TASK INSTRUCTIONS:
Below are the records; locate each line with the word "name" and copy it.

STORED DATA:

------------------------------------------------------------------------

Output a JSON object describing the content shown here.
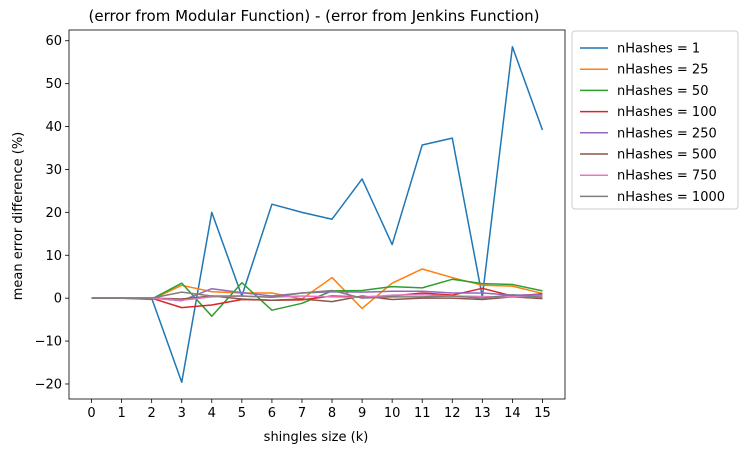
{
  "chart_data": {
    "type": "line",
    "title": "(error from Modular Function) - (error from Jenkins Function)",
    "xlabel": "shingles size (k)",
    "ylabel": "mean error difference (%)",
    "x": [
      0,
      1,
      2,
      3,
      4,
      5,
      6,
      7,
      8,
      9,
      10,
      11,
      12,
      13,
      14,
      15
    ],
    "x_ticks": [
      "0",
      "1",
      "2",
      "3",
      "4",
      "5",
      "6",
      "7",
      "8",
      "9",
      "10",
      "11",
      "12",
      "13",
      "14",
      "15"
    ],
    "y_ticks": [
      -20,
      -10,
      0,
      10,
      20,
      30,
      40,
      50,
      60
    ],
    "y_tick_labels": [
      "−20",
      "−10",
      "0",
      "10",
      "20",
      "30",
      "40",
      "50",
      "60"
    ],
    "xlim": [
      -0.75,
      15.75
    ],
    "ylim": [
      -23.5,
      62.5
    ],
    "legend_position": "outside-right",
    "grid": false,
    "series": [
      {
        "name": "nHashes = 1",
        "color": "#1f77b4",
        "values": [
          0,
          0,
          0,
          -19.6,
          20,
          0.5,
          21.9,
          20,
          18.4,
          27.8,
          12.5,
          35.7,
          37.3,
          0.3,
          58.6,
          39.2
        ]
      },
      {
        "name": "nHashes = 25",
        "color": "#ff7f0e",
        "values": [
          0,
          0,
          -0.3,
          3,
          1.5,
          1.2,
          1.2,
          -0.2,
          4.8,
          -2.4,
          3.5,
          6.8,
          4.8,
          3,
          2.8,
          1.1
        ]
      },
      {
        "name": "nHashes = 50",
        "color": "#2ca02c",
        "values": [
          0,
          0,
          -0.2,
          3.5,
          -4.2,
          3.6,
          -2.8,
          -1.2,
          1.7,
          1.8,
          2.7,
          2.4,
          4.4,
          3.4,
          3.2,
          1.7
        ]
      },
      {
        "name": "nHashes = 100",
        "color": "#d62728",
        "values": [
          0,
          0,
          0,
          -2.2,
          -1.6,
          -0.3,
          -0.5,
          -0.4,
          0.5,
          0.3,
          0.5,
          1.2,
          0.7,
          2.3,
          0.5,
          1
        ]
      },
      {
        "name": "nHashes = 250",
        "color": "#9467bd",
        "values": [
          0,
          0,
          0,
          -0.6,
          2.2,
          1.3,
          0.5,
          1.2,
          1.5,
          1.4,
          1.6,
          1.6,
          1.2,
          1.2,
          0.7,
          0.8
        ]
      },
      {
        "name": "nHashes = 500",
        "color": "#8c564b",
        "values": [
          0,
          0,
          0,
          -0.2,
          0.5,
          -0.2,
          -0.5,
          -0.2,
          -0.8,
          0.5,
          -0.3,
          0,
          0,
          -0.3,
          0.3,
          -0.1
        ]
      },
      {
        "name": "nHashes = 750",
        "color": "#e377c2",
        "values": [
          0,
          0,
          0,
          -0.5,
          0.3,
          0.5,
          0.2,
          0.5,
          0.3,
          0.2,
          0.7,
          0.8,
          0.5,
          0.4,
          0.3,
          0.5
        ]
      },
      {
        "name": "nHashes = 1000",
        "color": "#7f7f7f",
        "values": [
          0,
          0,
          0,
          1.4,
          0.5,
          0.5,
          0.2,
          1.2,
          1.8,
          0,
          0.3,
          0.3,
          0.5,
          0,
          0.8,
          0.2
        ]
      }
    ]
  }
}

------------------------------------------------------------------------

ANSWER TO THE TASK:
        "name": "nHashes = 1",
        "name": "nHashes = 25",
        "name": "nHashes = 50",
        "name": "nHashes = 100",
        "name": "nHashes = 250",
        "name": "nHashes = 500",
        "name": "nHashes = 750",
        "name": "nHashes = 1000",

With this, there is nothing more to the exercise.